Skip the pictures and repeat each line of the data exactly.

───── Task inputs ─────

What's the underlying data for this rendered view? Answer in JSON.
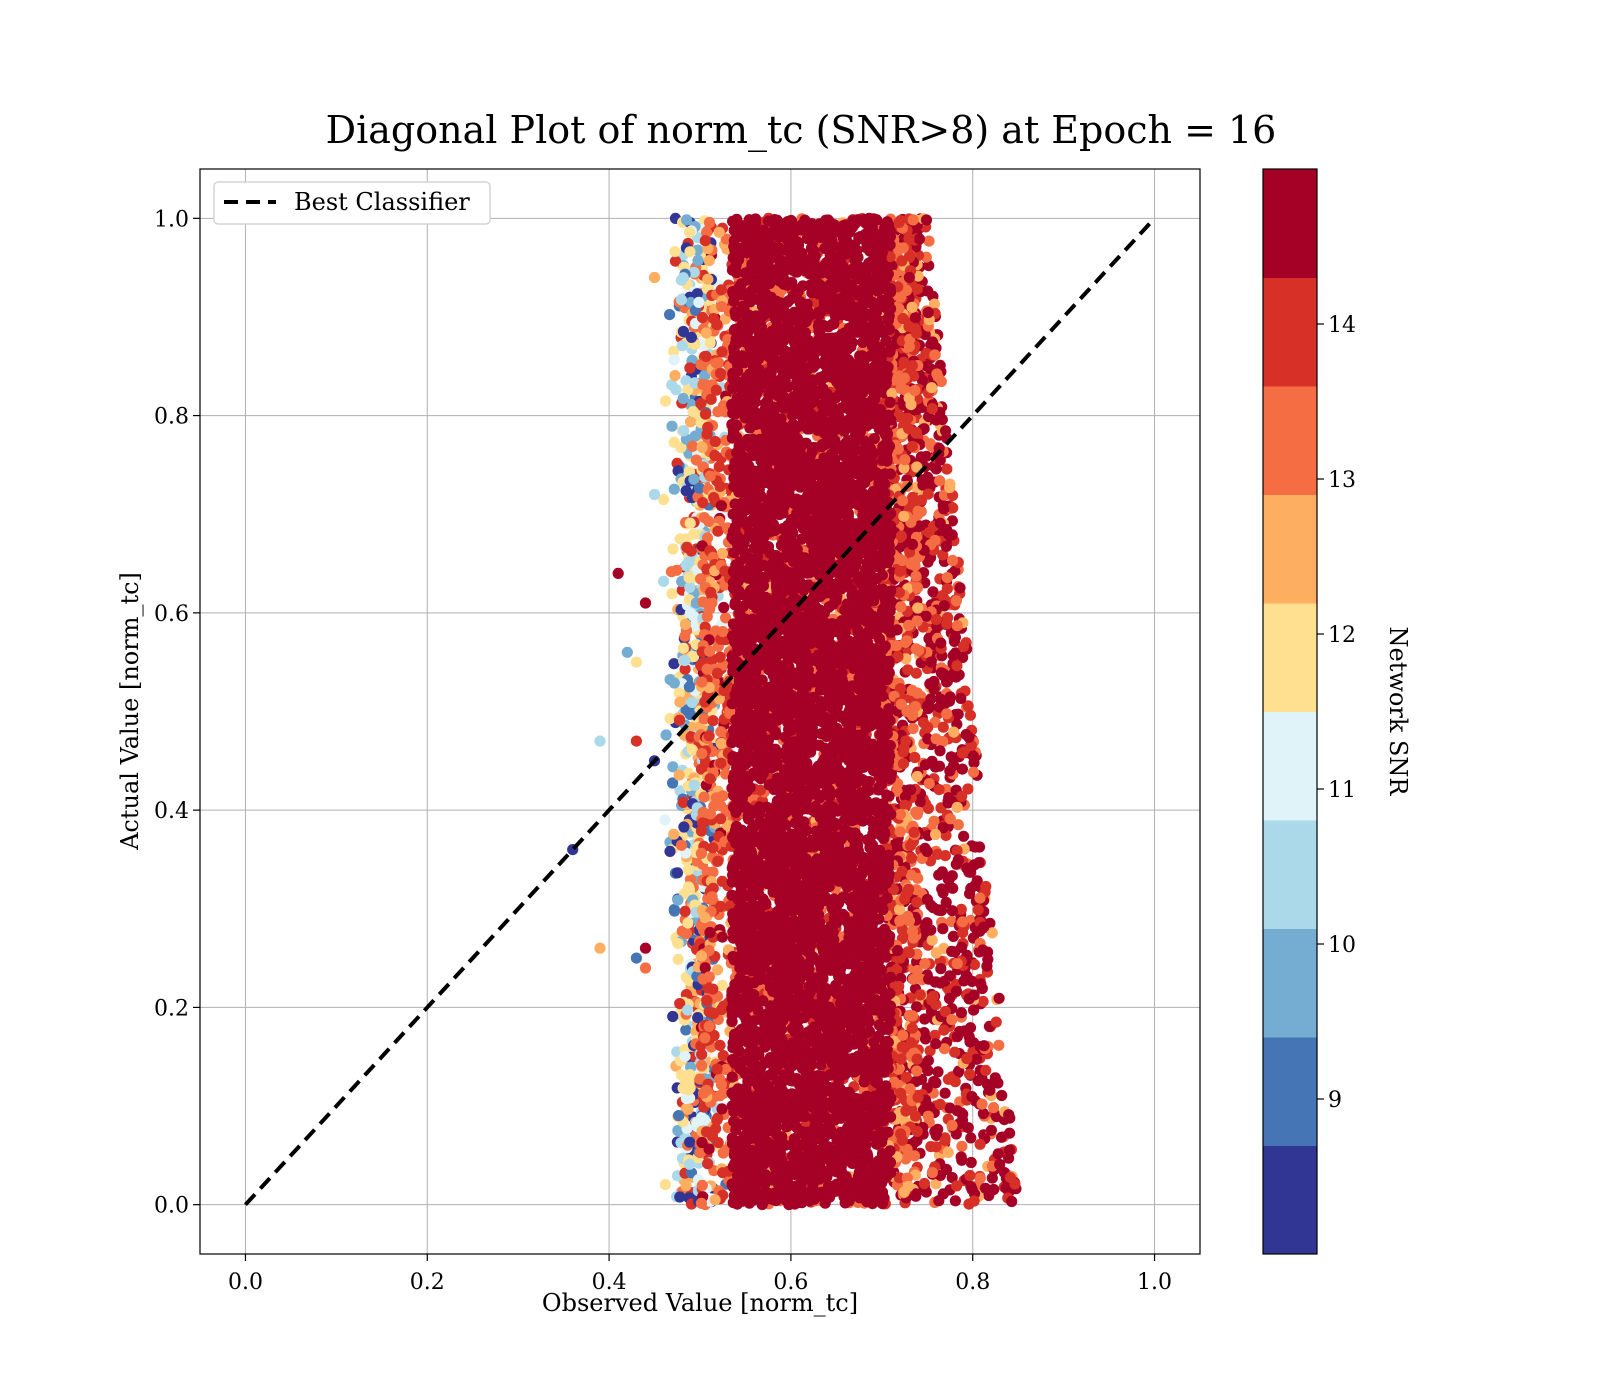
{
  "chart_data": {
    "type": "scatter",
    "title": "Diagonal Plot of norm_tc (SNR>8) at Epoch = 16",
    "xlabel": "Observed Value [norm_tc]",
    "ylabel": "Actual Value [norm_tc]",
    "xlim": [
      -0.05,
      1.05
    ],
    "ylim": [
      -0.05,
      1.05
    ],
    "xticks": [
      "0.0",
      "0.2",
      "0.4",
      "0.6",
      "0.8",
      "1.0"
    ],
    "yticks": [
      "0.0",
      "0.2",
      "0.4",
      "0.6",
      "0.8",
      "1.0"
    ],
    "grid": true,
    "legend": {
      "placement": "top-left",
      "entries": [
        "Best Classifier"
      ]
    },
    "reference_line": {
      "name": "Best Classifier",
      "style": "dashed",
      "color": "#000000",
      "x": [
        0,
        1
      ],
      "y": [
        0,
        1
      ]
    },
    "colorbar": {
      "label": "Network SNR",
      "range": [
        8,
        15
      ],
      "ticks": [
        "9",
        "10",
        "11",
        "12",
        "13",
        "14"
      ],
      "colors": [
        "#313695",
        "#4575b4",
        "#74add1",
        "#abd9e9",
        "#e0f3f8",
        "#fee090",
        "#fdae61",
        "#f46d43",
        "#d73027",
        "#a50026"
      ],
      "top_color": "#a50026"
    },
    "scatter_description": {
      "core_x_range": [
        0.55,
        0.7
      ],
      "y_range": [
        0.0,
        1.0
      ],
      "spread_x_range_top": [
        0.48,
        0.8
      ],
      "spread_x_range_bottom": [
        0.48,
        0.87
      ],
      "dominant_color": "#a50026"
    }
  }
}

─────

[The completed task]:
What's the underlying data for this rendered view? Answer in JSON.
{
  "chart_data": {
    "type": "scatter",
    "title": "Diagonal Plot of norm_tc (SNR>8) at Epoch = 16",
    "xlabel": "Observed Value [norm_tc]",
    "ylabel": "Actual Value [norm_tc]",
    "xlim": [
      -0.05,
      1.05
    ],
    "ylim": [
      -0.05,
      1.05
    ],
    "xticks": [
      "0.0",
      "0.2",
      "0.4",
      "0.6",
      "0.8",
      "1.0"
    ],
    "yticks": [
      "0.0",
      "0.2",
      "0.4",
      "0.6",
      "0.8",
      "1.0"
    ],
    "grid": true,
    "legend": {
      "placement": "top-left",
      "entries": [
        "Best Classifier"
      ]
    },
    "reference_line": {
      "name": "Best Classifier",
      "style": "dashed",
      "color": "#000000",
      "x": [
        0,
        1
      ],
      "y": [
        0,
        1
      ]
    },
    "colorbar": {
      "label": "Network SNR",
      "range": [
        8,
        15
      ],
      "ticks": [
        "9",
        "10",
        "11",
        "12",
        "13",
        "14"
      ],
      "colors": [
        "#313695",
        "#4575b4",
        "#74add1",
        "#abd9e9",
        "#e0f3f8",
        "#fee090",
        "#fdae61",
        "#f46d43",
        "#d73027",
        "#a50026"
      ],
      "top_color": "#a50026"
    },
    "scatter_description": {
      "core_x_range": [
        0.55,
        0.7
      ],
      "y_range": [
        0.0,
        1.0
      ],
      "spread_x_range_top": [
        0.48,
        0.8
      ],
      "spread_x_range_bottom": [
        0.48,
        0.87
      ],
      "dominant_color": "#a50026"
    }
  }
}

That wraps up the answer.